"""

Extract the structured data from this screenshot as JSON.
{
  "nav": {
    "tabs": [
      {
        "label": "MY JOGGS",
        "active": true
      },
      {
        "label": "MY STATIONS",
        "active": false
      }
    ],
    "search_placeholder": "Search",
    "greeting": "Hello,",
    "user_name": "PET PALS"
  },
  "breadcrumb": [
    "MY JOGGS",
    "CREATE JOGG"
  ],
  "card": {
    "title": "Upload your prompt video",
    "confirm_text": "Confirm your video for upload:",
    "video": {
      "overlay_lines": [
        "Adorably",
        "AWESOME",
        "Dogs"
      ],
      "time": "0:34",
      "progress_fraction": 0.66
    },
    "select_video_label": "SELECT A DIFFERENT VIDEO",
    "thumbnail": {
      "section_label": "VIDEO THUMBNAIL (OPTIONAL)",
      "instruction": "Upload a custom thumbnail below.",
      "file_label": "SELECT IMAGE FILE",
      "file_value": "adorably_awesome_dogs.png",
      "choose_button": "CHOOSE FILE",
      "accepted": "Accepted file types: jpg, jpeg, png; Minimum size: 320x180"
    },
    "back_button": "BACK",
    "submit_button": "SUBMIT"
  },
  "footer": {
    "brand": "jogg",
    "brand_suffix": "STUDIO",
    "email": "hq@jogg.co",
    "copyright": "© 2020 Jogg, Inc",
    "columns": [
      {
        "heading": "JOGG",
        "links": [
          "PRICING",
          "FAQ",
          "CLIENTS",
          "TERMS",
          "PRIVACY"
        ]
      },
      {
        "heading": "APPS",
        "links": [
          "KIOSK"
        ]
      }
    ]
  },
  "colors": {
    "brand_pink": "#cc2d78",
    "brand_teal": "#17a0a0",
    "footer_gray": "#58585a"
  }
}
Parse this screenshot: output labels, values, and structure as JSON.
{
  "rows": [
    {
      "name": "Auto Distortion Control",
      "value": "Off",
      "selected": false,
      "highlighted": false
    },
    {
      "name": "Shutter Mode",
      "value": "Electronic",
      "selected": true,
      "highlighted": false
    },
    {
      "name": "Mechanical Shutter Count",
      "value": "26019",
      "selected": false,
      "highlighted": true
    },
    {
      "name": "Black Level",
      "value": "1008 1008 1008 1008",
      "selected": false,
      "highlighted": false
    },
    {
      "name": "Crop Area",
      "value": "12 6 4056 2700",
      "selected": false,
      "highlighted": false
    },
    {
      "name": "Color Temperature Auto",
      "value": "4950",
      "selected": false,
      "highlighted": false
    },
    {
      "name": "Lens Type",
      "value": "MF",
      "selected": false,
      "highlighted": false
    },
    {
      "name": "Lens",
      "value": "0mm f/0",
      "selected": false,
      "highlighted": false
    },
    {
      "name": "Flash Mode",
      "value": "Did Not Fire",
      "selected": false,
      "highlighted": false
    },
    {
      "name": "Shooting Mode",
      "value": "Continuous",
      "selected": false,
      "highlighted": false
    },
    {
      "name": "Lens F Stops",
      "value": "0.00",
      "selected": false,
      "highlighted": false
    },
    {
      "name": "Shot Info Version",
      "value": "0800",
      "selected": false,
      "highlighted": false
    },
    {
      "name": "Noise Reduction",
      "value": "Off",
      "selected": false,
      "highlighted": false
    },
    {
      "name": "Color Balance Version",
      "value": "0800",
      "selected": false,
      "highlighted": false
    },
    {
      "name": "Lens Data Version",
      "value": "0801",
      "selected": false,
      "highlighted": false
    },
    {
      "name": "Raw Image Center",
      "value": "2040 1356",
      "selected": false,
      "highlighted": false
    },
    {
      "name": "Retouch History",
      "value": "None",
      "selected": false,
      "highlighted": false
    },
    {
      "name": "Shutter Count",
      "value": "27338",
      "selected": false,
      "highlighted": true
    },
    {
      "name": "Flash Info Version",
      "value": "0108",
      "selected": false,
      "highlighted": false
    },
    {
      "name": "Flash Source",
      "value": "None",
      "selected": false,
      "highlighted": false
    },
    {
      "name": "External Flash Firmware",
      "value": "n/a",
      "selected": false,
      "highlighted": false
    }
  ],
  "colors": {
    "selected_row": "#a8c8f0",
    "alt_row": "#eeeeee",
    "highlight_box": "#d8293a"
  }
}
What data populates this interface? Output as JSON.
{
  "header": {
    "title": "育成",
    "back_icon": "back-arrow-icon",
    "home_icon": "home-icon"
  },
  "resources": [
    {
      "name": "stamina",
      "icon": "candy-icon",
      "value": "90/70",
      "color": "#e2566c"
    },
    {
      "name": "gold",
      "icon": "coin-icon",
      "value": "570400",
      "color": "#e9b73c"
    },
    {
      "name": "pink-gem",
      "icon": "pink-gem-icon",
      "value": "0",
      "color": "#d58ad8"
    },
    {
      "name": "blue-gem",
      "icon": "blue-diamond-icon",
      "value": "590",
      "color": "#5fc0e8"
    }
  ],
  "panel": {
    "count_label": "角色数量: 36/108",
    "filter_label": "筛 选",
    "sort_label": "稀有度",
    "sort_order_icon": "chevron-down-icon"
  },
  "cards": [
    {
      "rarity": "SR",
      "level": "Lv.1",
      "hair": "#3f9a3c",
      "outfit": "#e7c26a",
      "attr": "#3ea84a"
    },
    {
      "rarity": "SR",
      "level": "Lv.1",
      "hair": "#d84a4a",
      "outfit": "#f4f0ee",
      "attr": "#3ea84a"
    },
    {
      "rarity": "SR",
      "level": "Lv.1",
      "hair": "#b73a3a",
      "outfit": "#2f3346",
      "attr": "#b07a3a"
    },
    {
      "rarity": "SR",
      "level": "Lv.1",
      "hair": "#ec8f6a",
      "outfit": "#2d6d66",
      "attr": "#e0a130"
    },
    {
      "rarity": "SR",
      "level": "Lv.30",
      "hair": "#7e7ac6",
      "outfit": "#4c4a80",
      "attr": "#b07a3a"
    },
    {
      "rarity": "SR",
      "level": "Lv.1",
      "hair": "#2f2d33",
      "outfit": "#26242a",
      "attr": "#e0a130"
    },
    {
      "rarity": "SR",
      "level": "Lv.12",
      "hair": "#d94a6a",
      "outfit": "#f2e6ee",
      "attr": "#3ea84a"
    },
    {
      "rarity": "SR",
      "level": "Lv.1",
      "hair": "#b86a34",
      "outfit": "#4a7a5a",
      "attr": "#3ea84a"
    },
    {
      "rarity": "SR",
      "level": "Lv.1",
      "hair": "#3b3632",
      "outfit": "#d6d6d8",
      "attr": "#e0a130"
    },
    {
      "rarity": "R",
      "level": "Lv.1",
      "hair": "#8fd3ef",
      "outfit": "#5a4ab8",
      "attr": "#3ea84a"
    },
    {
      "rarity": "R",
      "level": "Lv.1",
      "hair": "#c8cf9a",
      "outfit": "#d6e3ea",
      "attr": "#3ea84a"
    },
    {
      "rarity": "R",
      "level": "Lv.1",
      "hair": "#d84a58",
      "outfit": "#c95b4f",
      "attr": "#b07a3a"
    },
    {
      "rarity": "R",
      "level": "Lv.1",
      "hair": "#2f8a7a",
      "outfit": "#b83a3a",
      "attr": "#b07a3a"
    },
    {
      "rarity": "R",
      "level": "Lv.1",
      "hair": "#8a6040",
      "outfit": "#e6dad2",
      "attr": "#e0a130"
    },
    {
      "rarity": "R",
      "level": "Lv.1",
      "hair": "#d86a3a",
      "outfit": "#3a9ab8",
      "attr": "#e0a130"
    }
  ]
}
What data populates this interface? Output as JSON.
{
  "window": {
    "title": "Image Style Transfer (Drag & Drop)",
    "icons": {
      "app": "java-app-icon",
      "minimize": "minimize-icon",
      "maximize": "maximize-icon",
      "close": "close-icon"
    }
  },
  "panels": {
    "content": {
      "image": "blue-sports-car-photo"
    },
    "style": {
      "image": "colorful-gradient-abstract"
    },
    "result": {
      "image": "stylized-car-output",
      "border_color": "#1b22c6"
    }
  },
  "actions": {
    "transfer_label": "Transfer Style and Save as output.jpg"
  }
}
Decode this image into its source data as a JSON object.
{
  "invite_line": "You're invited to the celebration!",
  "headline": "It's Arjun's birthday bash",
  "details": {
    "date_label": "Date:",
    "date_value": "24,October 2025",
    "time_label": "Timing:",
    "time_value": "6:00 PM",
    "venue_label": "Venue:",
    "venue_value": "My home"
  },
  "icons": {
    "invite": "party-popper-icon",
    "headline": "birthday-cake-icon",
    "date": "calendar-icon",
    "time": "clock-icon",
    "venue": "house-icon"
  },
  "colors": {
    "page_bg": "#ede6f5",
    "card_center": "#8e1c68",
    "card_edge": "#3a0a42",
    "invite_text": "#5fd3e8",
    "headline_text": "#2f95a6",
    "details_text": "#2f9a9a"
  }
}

"""

Print exactly the lines from the one with "Decode this image" through the end of the data, inclusive.

Decode this image into its source data as a JSON object.
{
  "invite_line": "You're invited to the celebration!",
  "headline": "It's Arjun's birthday bash",
  "details": {
    "date_label": "Date:",
    "date_value": "24,October 2025",
    "time_label": "Timing:",
    "time_value": "6:00 PM",
    "venue_label": "Venue:",
    "venue_value": "My home"
  },
  "icons": {
    "invite": "party-popper-icon",
    "headline": "birthday-cake-icon",
    "date": "calendar-icon",
    "time": "clock-icon",
    "venue": "house-icon"
  },
  "colors": {
    "page_bg": "#ede6f5",
    "card_center": "#8e1c68",
    "card_edge": "#3a0a42",
    "invite_text": "#5fd3e8",
    "headline_text": "#2f95a6",
    "details_text": "#2f9a9a"
  }
}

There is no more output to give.